# [Task requirements]
All of the listing below must be repeated word for word. Pictures are the only thing to omit.

(Records about charts and figures)
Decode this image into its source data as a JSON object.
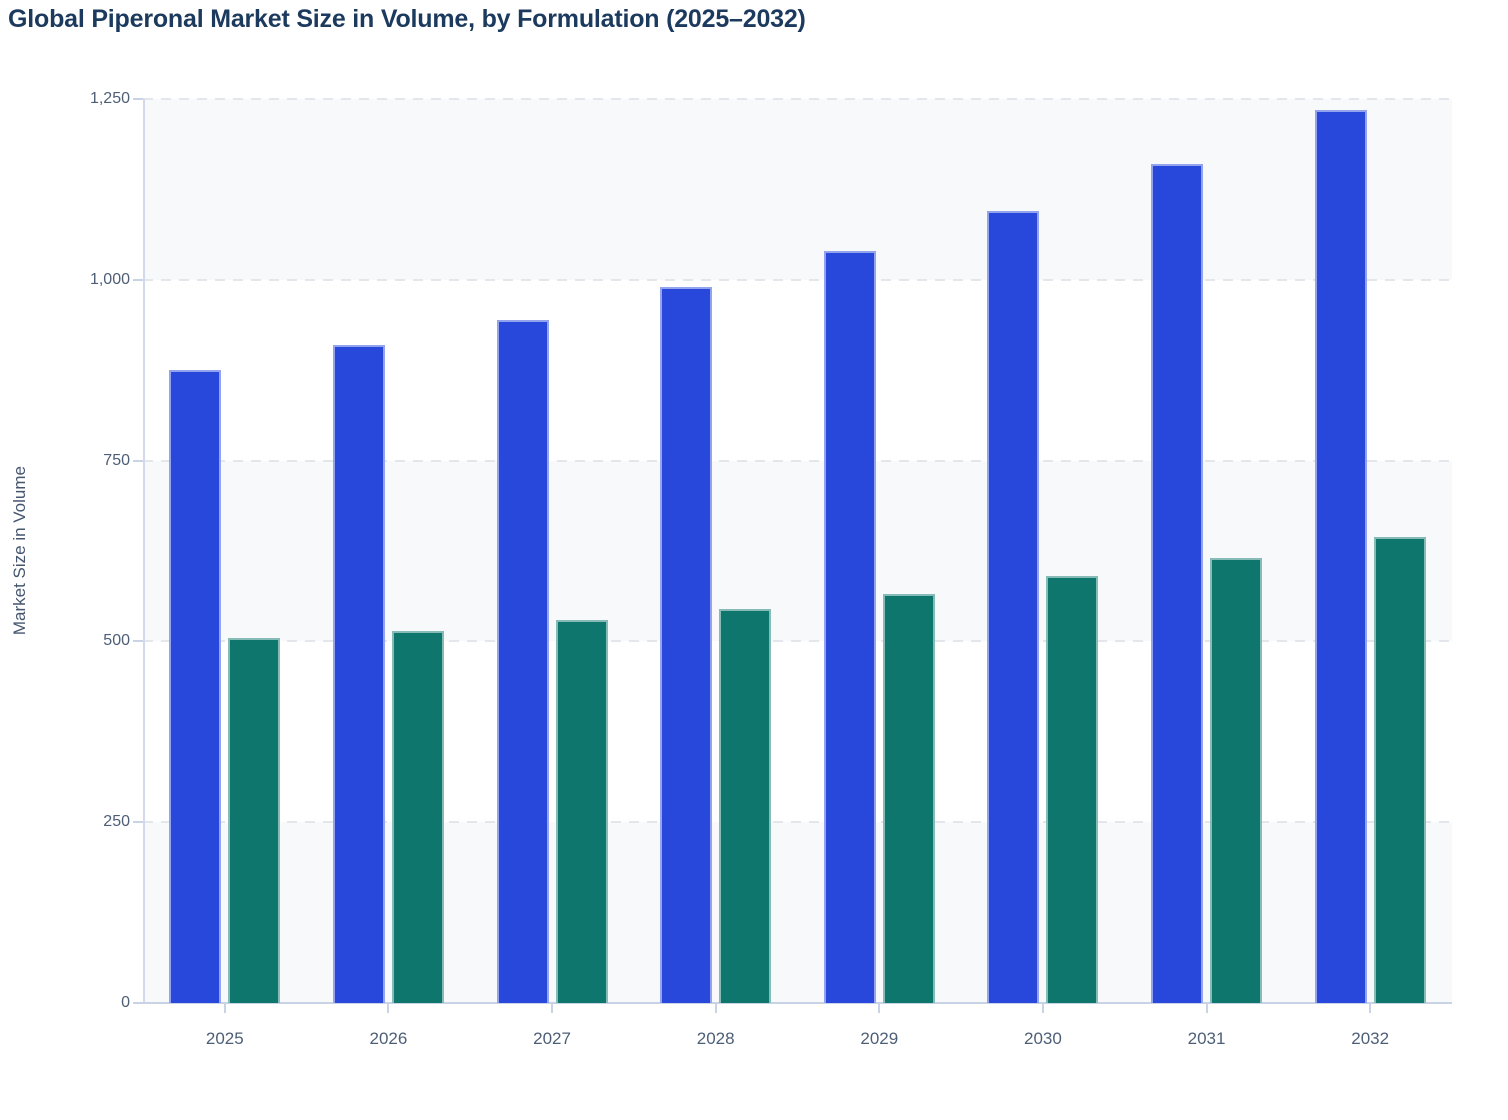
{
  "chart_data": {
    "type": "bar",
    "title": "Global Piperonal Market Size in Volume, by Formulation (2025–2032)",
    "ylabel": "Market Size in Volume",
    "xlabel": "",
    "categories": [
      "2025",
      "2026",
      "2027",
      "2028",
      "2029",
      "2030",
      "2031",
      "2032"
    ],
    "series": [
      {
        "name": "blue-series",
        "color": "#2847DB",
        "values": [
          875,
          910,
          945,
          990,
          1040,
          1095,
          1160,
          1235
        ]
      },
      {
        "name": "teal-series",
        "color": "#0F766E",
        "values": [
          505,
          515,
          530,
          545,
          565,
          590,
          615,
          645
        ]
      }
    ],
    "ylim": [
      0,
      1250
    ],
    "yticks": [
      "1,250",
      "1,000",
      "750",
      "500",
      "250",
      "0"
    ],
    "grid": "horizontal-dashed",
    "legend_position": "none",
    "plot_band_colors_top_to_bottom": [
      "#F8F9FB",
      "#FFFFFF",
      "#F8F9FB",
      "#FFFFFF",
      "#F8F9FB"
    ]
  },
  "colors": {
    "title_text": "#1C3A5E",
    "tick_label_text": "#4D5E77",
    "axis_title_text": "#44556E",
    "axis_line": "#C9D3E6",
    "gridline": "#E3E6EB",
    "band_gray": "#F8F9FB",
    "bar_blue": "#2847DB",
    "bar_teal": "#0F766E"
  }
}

# [Written reply]
Decode this image into its source data as a JSON object.
{
  "chart_data": {
    "type": "bar",
    "title": "Global Piperonal Market Size in Volume, by Formulation (2025–2032)",
    "ylabel": "Market Size in Volume",
    "xlabel": "",
    "categories": [
      "2025",
      "2026",
      "2027",
      "2028",
      "2029",
      "2030",
      "2031",
      "2032"
    ],
    "series": [
      {
        "name": "blue-series",
        "color": "#2847DB",
        "values": [
          875,
          910,
          945,
          990,
          1040,
          1095,
          1160,
          1235
        ]
      },
      {
        "name": "teal-series",
        "color": "#0F766E",
        "values": [
          505,
          515,
          530,
          545,
          565,
          590,
          615,
          645
        ]
      }
    ],
    "ylim": [
      0,
      1250
    ],
    "yticks": [
      "1,250",
      "1,000",
      "750",
      "500",
      "250",
      "0"
    ],
    "grid": "horizontal-dashed",
    "legend_position": "none",
    "plot_band_colors_top_to_bottom": [
      "#F8F9FB",
      "#FFFFFF",
      "#F8F9FB",
      "#FFFFFF",
      "#F8F9FB"
    ]
  },
  "colors": {
    "title_text": "#1C3A5E",
    "tick_label_text": "#4D5E77",
    "axis_title_text": "#44556E",
    "axis_line": "#C9D3E6",
    "gridline": "#E3E6EB",
    "band_gray": "#F8F9FB",
    "bar_blue": "#2847DB",
    "bar_teal": "#0F766E"
  }
}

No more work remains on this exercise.